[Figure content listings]
※ ※ ※

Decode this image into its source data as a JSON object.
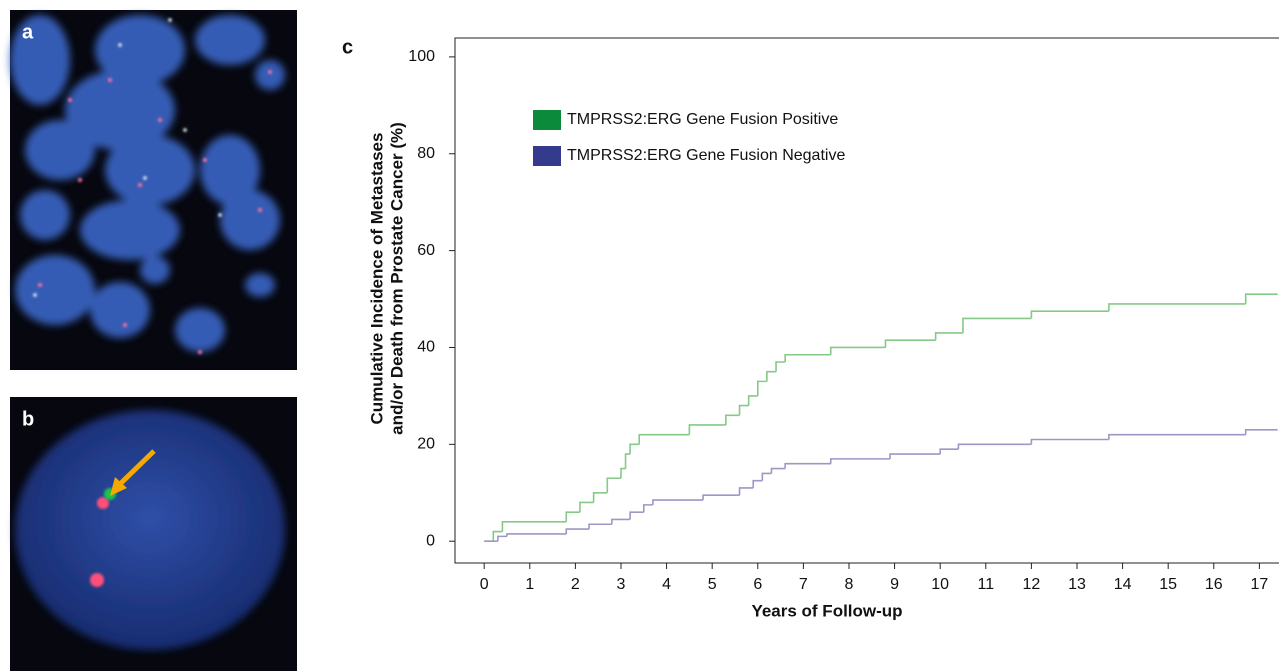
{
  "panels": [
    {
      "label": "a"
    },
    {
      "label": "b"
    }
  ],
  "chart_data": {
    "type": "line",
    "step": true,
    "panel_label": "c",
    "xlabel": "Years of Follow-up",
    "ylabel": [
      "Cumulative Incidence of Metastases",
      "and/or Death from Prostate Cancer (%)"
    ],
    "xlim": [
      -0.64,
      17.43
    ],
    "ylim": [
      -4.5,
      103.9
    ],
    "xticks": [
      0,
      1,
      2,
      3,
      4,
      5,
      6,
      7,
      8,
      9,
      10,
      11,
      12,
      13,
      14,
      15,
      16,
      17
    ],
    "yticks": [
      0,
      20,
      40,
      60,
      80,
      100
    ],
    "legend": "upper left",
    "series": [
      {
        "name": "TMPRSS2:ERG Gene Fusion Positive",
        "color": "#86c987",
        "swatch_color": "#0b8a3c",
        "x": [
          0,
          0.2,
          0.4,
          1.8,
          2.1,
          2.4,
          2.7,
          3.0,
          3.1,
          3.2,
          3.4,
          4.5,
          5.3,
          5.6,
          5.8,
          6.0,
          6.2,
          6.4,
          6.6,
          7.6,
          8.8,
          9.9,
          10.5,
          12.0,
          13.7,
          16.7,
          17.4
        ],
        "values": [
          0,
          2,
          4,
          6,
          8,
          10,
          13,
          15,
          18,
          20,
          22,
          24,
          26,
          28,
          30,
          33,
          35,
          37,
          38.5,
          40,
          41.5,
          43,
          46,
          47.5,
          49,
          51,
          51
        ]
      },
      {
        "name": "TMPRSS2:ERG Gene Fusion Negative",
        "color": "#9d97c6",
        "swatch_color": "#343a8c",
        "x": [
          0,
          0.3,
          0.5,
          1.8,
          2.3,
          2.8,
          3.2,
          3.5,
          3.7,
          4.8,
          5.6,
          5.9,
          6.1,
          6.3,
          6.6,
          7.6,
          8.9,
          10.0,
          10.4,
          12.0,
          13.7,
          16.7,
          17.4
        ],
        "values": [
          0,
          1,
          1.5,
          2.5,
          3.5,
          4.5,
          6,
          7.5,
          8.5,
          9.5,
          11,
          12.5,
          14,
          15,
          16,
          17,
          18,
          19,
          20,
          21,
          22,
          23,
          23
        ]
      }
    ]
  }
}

※ ※ ※

» **Aim of the exercise**: An exact copy of all the records, free of pictures, is the expected answer.

» **Result for this exercise**:
Decode this image into its source data as a JSON object.
{
  "panels": [
    {
      "label": "a"
    },
    {
      "label": "b"
    }
  ],
  "chart_data": {
    "type": "line",
    "step": true,
    "panel_label": "c",
    "xlabel": "Years of Follow-up",
    "ylabel": [
      "Cumulative Incidence of Metastases",
      "and/or Death from Prostate Cancer (%)"
    ],
    "xlim": [
      -0.64,
      17.43
    ],
    "ylim": [
      -4.5,
      103.9
    ],
    "xticks": [
      0,
      1,
      2,
      3,
      4,
      5,
      6,
      7,
      8,
      9,
      10,
      11,
      12,
      13,
      14,
      15,
      16,
      17
    ],
    "yticks": [
      0,
      20,
      40,
      60,
      80,
      100
    ],
    "legend": "upper left",
    "series": [
      {
        "name": "TMPRSS2:ERG Gene Fusion Positive",
        "color": "#86c987",
        "swatch_color": "#0b8a3c",
        "x": [
          0,
          0.2,
          0.4,
          1.8,
          2.1,
          2.4,
          2.7,
          3.0,
          3.1,
          3.2,
          3.4,
          4.5,
          5.3,
          5.6,
          5.8,
          6.0,
          6.2,
          6.4,
          6.6,
          7.6,
          8.8,
          9.9,
          10.5,
          12.0,
          13.7,
          16.7,
          17.4
        ],
        "values": [
          0,
          2,
          4,
          6,
          8,
          10,
          13,
          15,
          18,
          20,
          22,
          24,
          26,
          28,
          30,
          33,
          35,
          37,
          38.5,
          40,
          41.5,
          43,
          46,
          47.5,
          49,
          51,
          51
        ]
      },
      {
        "name": "TMPRSS2:ERG Gene Fusion Negative",
        "color": "#9d97c6",
        "swatch_color": "#343a8c",
        "x": [
          0,
          0.3,
          0.5,
          1.8,
          2.3,
          2.8,
          3.2,
          3.5,
          3.7,
          4.8,
          5.6,
          5.9,
          6.1,
          6.3,
          6.6,
          7.6,
          8.9,
          10.0,
          10.4,
          12.0,
          13.7,
          16.7,
          17.4
        ],
        "values": [
          0,
          1,
          1.5,
          2.5,
          3.5,
          4.5,
          6,
          7.5,
          8.5,
          9.5,
          11,
          12.5,
          14,
          15,
          16,
          17,
          18,
          19,
          20,
          21,
          22,
          23,
          23
        ]
      }
    ]
  }
}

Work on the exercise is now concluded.